Count the rows below that contain the string "Confirm", matching case exactly, and reply with only that number.

· · · · · · ·

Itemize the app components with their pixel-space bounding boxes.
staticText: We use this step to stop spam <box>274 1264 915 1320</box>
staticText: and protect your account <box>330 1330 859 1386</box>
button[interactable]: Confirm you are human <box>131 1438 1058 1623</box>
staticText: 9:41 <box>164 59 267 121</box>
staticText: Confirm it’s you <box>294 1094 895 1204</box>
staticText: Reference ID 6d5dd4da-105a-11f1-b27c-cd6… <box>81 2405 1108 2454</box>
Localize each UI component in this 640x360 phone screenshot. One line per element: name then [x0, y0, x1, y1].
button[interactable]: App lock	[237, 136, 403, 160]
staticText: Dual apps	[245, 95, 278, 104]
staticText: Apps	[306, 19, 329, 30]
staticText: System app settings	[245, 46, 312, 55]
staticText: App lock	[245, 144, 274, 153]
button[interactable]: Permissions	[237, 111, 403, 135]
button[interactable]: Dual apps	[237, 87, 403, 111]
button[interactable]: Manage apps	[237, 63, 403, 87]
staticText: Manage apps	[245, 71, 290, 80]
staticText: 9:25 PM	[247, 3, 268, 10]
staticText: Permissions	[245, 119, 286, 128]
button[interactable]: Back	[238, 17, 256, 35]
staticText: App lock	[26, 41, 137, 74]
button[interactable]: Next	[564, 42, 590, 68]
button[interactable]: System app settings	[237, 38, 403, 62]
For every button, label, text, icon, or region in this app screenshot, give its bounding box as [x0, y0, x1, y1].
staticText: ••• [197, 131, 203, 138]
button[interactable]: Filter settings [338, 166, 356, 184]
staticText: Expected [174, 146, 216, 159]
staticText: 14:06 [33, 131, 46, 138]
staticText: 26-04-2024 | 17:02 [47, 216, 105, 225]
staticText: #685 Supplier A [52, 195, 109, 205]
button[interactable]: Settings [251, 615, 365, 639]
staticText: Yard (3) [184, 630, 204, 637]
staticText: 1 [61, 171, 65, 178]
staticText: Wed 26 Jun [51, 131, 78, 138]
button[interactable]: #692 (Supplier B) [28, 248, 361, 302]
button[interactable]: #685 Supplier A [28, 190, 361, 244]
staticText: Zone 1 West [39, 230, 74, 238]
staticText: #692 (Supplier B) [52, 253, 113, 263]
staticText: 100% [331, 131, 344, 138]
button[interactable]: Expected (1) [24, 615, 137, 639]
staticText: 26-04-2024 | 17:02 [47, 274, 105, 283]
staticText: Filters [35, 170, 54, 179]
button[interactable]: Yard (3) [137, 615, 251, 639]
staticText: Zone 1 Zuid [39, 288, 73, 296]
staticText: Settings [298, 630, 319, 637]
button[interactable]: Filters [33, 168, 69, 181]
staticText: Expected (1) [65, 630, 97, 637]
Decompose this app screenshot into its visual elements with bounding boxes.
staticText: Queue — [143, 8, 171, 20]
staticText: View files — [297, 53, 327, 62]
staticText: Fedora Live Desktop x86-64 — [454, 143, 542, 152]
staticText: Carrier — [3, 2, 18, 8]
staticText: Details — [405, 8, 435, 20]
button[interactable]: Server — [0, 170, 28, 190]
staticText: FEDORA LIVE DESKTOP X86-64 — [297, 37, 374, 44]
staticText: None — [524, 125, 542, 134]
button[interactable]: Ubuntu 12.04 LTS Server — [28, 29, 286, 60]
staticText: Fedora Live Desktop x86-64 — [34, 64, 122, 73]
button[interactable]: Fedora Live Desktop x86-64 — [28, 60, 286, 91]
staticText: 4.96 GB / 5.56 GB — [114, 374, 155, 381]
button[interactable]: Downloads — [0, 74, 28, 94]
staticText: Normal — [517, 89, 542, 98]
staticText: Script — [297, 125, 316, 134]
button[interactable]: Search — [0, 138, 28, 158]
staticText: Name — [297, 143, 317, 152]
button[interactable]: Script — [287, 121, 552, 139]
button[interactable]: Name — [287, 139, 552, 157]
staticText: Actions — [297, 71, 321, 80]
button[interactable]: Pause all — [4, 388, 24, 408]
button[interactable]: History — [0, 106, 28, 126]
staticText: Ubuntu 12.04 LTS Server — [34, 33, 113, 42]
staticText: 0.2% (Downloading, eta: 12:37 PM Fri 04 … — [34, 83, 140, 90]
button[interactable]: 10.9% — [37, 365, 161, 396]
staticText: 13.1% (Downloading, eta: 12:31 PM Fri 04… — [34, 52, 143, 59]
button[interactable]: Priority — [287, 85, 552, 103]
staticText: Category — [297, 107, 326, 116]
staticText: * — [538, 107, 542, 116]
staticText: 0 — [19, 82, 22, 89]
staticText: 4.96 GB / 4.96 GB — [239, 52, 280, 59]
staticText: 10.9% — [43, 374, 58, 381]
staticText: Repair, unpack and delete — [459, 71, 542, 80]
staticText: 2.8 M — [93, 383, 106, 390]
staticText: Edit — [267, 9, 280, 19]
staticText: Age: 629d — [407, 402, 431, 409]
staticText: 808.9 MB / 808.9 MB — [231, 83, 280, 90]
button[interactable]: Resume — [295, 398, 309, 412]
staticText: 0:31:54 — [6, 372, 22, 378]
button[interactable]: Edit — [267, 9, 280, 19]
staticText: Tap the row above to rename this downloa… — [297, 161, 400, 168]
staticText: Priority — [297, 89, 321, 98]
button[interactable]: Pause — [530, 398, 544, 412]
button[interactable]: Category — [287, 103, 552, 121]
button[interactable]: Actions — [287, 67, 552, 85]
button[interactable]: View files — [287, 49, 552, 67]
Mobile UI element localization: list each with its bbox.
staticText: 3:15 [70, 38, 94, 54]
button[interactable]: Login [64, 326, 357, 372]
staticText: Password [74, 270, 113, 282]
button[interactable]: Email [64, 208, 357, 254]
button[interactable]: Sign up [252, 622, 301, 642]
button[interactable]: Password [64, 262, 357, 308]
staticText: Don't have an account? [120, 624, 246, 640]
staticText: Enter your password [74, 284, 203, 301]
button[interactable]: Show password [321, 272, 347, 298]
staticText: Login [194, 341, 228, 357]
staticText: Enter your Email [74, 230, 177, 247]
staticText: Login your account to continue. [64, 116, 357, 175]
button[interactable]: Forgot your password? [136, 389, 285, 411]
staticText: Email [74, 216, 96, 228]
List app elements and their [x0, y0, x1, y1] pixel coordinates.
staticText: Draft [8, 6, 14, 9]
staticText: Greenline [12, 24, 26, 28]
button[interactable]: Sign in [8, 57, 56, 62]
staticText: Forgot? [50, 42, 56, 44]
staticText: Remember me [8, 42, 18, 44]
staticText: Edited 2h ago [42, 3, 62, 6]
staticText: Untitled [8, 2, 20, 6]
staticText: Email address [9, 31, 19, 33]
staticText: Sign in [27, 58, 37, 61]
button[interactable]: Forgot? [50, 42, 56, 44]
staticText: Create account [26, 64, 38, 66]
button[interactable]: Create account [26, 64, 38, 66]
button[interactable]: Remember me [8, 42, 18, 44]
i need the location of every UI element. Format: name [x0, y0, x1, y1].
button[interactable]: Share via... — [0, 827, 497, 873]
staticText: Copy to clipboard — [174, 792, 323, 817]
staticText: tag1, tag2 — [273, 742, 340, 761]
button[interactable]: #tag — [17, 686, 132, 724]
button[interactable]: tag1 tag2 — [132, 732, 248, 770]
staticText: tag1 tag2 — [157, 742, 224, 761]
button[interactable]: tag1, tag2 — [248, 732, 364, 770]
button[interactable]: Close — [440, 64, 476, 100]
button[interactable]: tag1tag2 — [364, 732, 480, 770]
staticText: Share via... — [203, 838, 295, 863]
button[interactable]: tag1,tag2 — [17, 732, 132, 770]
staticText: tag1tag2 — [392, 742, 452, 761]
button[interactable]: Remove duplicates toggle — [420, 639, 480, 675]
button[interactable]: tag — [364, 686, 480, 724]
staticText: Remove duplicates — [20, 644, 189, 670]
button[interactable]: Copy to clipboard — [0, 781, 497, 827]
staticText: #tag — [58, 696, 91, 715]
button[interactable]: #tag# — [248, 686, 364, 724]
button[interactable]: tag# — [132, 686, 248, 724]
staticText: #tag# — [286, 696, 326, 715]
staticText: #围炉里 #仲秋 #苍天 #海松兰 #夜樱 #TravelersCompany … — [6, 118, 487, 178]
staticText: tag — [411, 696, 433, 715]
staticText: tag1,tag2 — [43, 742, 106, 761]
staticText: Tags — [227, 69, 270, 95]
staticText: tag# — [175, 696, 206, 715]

· · · · · · ·

__Solution to this exercise__:
2